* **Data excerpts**
※

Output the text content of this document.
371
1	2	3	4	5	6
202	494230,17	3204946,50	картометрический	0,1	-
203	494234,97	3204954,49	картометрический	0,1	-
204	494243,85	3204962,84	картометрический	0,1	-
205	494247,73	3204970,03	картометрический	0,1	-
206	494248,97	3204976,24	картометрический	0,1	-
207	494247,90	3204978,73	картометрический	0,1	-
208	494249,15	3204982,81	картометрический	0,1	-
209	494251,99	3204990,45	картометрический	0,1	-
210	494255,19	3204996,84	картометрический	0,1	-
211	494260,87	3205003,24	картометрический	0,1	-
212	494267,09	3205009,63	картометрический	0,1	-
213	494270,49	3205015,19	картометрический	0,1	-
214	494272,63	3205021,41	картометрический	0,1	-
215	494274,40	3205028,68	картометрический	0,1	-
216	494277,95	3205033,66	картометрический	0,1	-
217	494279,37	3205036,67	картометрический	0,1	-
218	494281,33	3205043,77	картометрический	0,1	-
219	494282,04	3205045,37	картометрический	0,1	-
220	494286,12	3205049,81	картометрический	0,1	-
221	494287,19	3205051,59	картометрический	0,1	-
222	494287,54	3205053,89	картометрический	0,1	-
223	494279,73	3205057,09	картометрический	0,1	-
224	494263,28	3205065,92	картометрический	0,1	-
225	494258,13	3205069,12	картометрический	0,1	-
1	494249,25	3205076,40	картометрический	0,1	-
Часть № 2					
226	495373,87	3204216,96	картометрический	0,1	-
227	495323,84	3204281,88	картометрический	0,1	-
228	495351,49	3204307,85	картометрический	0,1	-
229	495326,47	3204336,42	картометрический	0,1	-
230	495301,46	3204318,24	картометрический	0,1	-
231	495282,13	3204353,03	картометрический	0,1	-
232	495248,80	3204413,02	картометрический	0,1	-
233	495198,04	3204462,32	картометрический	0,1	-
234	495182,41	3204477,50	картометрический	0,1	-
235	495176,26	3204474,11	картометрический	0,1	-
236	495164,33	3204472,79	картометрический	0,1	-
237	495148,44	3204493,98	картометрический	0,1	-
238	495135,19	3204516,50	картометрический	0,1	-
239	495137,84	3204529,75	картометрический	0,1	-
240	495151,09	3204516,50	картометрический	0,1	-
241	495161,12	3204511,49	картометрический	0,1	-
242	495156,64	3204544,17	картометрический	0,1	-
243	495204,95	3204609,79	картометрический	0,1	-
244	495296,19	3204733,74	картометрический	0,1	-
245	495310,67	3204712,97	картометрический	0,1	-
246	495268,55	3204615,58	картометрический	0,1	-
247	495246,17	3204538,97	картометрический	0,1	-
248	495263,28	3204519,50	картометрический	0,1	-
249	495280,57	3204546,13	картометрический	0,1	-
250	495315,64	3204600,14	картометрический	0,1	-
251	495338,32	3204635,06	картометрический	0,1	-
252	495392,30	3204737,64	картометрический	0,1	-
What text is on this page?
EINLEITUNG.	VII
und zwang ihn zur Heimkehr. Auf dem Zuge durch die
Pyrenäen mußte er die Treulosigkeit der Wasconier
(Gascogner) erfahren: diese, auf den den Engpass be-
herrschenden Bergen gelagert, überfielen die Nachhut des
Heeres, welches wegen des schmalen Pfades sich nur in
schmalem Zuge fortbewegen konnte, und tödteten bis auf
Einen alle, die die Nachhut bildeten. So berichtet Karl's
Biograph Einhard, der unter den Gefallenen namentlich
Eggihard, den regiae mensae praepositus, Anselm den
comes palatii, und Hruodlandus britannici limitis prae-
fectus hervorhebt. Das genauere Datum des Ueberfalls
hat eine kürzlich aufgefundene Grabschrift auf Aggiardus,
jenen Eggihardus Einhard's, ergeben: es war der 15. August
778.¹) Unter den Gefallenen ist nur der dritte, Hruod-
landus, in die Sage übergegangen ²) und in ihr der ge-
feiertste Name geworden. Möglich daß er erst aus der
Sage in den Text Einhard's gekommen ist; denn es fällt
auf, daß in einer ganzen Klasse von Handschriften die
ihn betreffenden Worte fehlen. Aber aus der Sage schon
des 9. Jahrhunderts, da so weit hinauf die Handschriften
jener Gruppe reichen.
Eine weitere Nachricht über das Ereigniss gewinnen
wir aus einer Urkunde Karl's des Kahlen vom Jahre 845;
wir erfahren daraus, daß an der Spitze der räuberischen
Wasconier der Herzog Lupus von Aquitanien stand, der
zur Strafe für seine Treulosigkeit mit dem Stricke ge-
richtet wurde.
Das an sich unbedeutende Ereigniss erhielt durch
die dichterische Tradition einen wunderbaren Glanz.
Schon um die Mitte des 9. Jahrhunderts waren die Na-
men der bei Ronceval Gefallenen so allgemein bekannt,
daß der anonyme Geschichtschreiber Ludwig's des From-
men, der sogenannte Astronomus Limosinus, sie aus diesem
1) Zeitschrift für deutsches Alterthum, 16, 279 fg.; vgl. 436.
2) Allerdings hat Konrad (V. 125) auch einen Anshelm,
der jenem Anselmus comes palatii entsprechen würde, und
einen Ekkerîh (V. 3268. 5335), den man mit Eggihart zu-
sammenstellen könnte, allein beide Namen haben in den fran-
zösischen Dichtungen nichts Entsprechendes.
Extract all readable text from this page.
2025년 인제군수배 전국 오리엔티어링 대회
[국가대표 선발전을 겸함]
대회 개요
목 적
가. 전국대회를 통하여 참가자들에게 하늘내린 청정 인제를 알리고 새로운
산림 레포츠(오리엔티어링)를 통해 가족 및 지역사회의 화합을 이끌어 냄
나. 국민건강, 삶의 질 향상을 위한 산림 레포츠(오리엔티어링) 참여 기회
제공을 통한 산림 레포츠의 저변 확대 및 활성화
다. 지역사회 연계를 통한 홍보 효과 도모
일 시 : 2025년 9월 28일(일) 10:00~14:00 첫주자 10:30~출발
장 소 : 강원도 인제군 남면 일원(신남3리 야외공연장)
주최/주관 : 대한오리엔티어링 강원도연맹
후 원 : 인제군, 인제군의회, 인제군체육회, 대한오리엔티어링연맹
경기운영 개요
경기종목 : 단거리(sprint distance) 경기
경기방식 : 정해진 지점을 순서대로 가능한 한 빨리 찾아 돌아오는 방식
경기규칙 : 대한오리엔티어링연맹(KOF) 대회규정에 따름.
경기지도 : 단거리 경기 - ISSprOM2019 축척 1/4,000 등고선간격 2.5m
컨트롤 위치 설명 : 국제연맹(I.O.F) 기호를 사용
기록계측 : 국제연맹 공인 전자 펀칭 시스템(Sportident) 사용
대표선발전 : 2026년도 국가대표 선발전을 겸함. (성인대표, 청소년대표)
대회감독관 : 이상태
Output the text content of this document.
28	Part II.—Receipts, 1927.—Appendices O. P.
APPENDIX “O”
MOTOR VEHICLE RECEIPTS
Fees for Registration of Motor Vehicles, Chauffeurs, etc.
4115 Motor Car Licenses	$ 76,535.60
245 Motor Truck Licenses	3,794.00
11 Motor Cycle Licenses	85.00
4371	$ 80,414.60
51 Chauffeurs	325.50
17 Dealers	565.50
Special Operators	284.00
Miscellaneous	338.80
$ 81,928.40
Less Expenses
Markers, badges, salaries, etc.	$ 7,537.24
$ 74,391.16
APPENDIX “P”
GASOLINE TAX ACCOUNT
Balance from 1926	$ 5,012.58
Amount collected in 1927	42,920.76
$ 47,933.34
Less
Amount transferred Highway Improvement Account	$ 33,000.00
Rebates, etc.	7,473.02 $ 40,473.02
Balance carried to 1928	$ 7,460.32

※

* **Problem details**
Identify the lines that hold the word "durch". Copy every one of them.

* **Task output**
und zwang ihn zur Heimkehr. Auf dem Zuge durch die
Das an sich unbedeutende Ereigniss erhielt durch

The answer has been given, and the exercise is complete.